:: Records to process

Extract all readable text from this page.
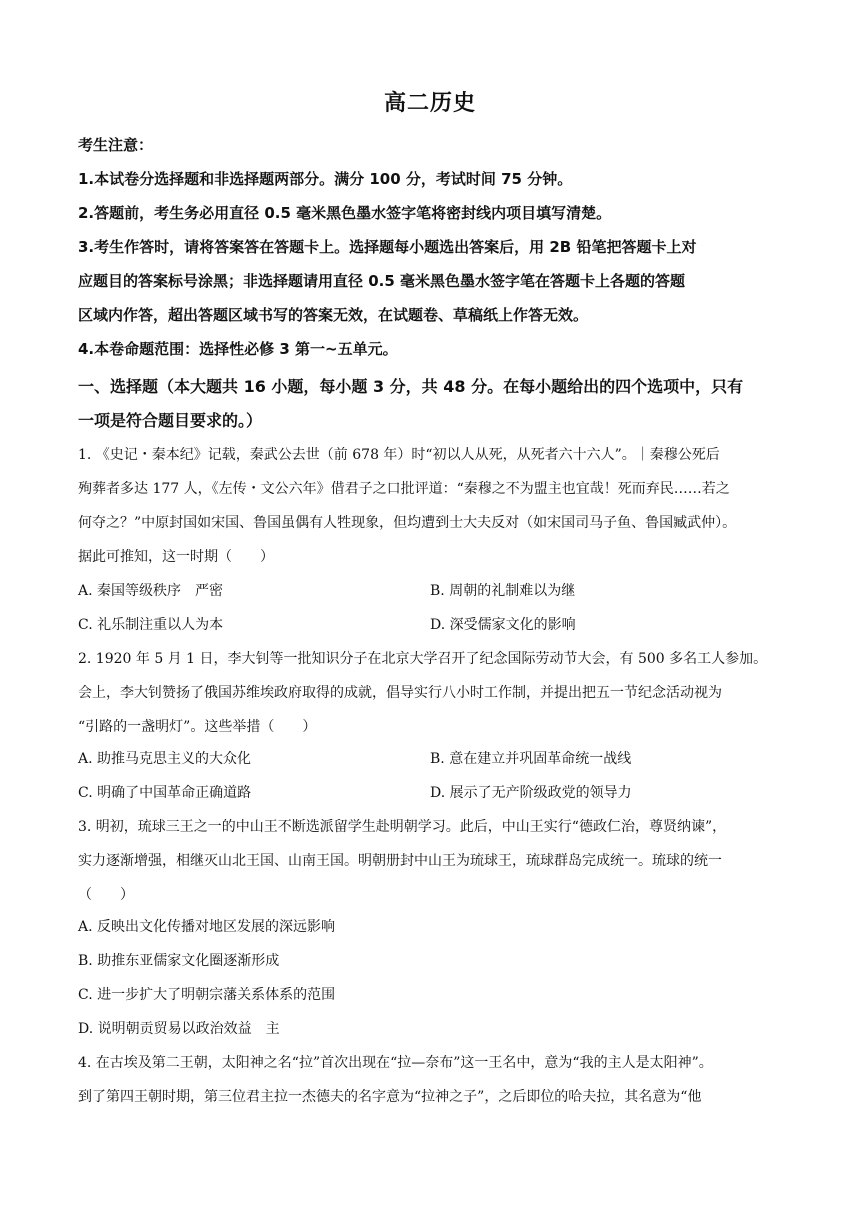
高二历史
考生注意：
1.本试卷分选择题和非选择题两部分。满分 100 分，考试时间 75 分钟。
2.答题前，考生务必用直径 0.5 毫米黑色墨水签字笔将密封线内项目填写清楚。
3.考生作答时，请将答案答在答题卡上。选择题每小题选出答案后，用 2B 铅笔把答题卡上对
应题目的答案标号涂黑；非选择题请用直径 0.5 毫米黑色墨水签字笔在答题卡上各题的答题
区域内作答，超出答题区域书写的答案无效，在试题卷、草稿纸上作答无效。
4.本卷命题范围：选择性必修 3 第一~五单元。
一、选择题（本大题共 16 小题，每小题 3 分，共 48 分。在每小题给出的四个选项中，只有
一项是符合题目要求的。）
1. 《史记・秦本纪》记载，秦武公去世（前 678 年）时“初以人从死，从死者六十六人”。｜秦穆公死后
殉葬者多达 177 人，《左传・文公六年》借君子之口批评道：“秦穆之不为盟主也宜哉！死而弃民……若之
何夺之？”中原封国如宋国、鲁国虽偶有人牲现象，但均遭到士大夫反对（如宋国司马子鱼、鲁国臧武仲）。
据此可推知，这一时期（　　）
A. 秦国等级秩序　严密	B. 周朝的礼制难以为继
C. 礼乐制注重以人为本	D. 深受儒家文化的影响
2. 1920 年 5 月 1 日，李大钊等一批知识分子在北京大学召开了纪念国际劳动节大会，有 500 多名工人参加。
会上，李大钊赞扬了俄国苏维埃政府取得的成就，倡导实行八小时工作制，并提出把五一节纪念活动视为
“引路的一盏明灯”。这些举措（　　）
A. 助推马克思主义的大众化	B. 意在建立并巩固革命统一战线
C. 明确了中国革命正确道路	D. 展示了无产阶级政党的领导力
3. 明初，琉球三王之一的中山王不断选派留学生赴明朝学习。此后，中山王实行“德政仁治，尊贤纳谏”，
实力逐渐增强，相继灭山北王国、山南王国。明朝册封中山王为琉球王，琉球群岛完成统一。琉球的统一
（　　）
A. 反映出文化传播对地区发展的深远影响
B. 助推东亚儒家文化圈逐渐形成
C. 进一步扩大了明朝宗藩关系体系的范围
D. 说明朝贡贸易以政治效益　主
4. 在古埃及第二王朝，太阳神之名“拉”首次出现在“拉—奈布”这一王名中，意为“我的主人是太阳神”。
到了第四王朝时期，第三位君主拉一杰德夫的名字意为“拉神之子”，之后即位的哈夫拉，其名意为“他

::::

# [Exercise aim]
Reproduce every record above exactly, but leave out the pictures.

# [The solution]
Extract all readable text from this page.
高二历史
考生注意：
1.本试卷分选择题和非选择题两部分。满分 100 分，考试时间 75 分钟。
2.答题前，考生务必用直径 0.5 毫米黑色墨水签字笔将密封线内项目填写清楚。
3.考生作答时，请将答案答在答题卡上。选择题每小题选出答案后，用 2B 铅笔把答题卡上对
应题目的答案标号涂黑；非选择题请用直径 0.5 毫米黑色墨水签字笔在答题卡上各题的答题
区域内作答，超出答题区域书写的答案无效，在试题卷、草稿纸上作答无效。
4.本卷命题范围：选择性必修 3 第一~五单元。
一、选择题（本大题共 16 小题，每小题 3 分，共 48 分。在每小题给出的四个选项中，只有
一项是符合题目要求的。）
1. 《史记・秦本纪》记载，秦武公去世（前 678 年）时“初以人从死，从死者六十六人”。｜秦穆公死后
殉葬者多达 177 人，《左传・文公六年》借君子之口批评道：“秦穆之不为盟主也宜哉！死而弃民……若之
何夺之？”中原封国如宋国、鲁国虽偶有人牲现象，但均遭到士大夫反对（如宋国司马子鱼、鲁国臧武仲）。
据此可推知，这一时期（　　）
A. 秦国等级秩序　严密	B. 周朝的礼制难以为继
C. 礼乐制注重以人为本	D. 深受儒家文化的影响
2. 1920 年 5 月 1 日，李大钊等一批知识分子在北京大学召开了纪念国际劳动节大会，有 500 多名工人参加。
会上，李大钊赞扬了俄国苏维埃政府取得的成就，倡导实行八小时工作制，并提出把五一节纪念活动视为
“引路的一盏明灯”。这些举措（　　）
A. 助推马克思主义的大众化	B. 意在建立并巩固革命统一战线
C. 明确了中国革命正确道路	D. 展示了无产阶级政党的领导力
3. 明初，琉球三王之一的中山王不断选派留学生赴明朝学习。此后，中山王实行“德政仁治，尊贤纳谏”，
实力逐渐增强，相继灭山北王国、山南王国。明朝册封中山王为琉球王，琉球群岛完成统一。琉球的统一
（　　）
A. 反映出文化传播对地区发展的深远影响
B. 助推东亚儒家文化圈逐渐形成
C. 进一步扩大了明朝宗藩关系体系的范围
D. 说明朝贡贸易以政治效益　主
4. 在古埃及第二王朝，太阳神之名“拉”首次出现在“拉—奈布”这一王名中，意为“我的主人是太阳神”。
到了第四王朝时期，第三位君主拉一杰德夫的名字意为“拉神之子”，之后即位的哈夫拉，其名意为“他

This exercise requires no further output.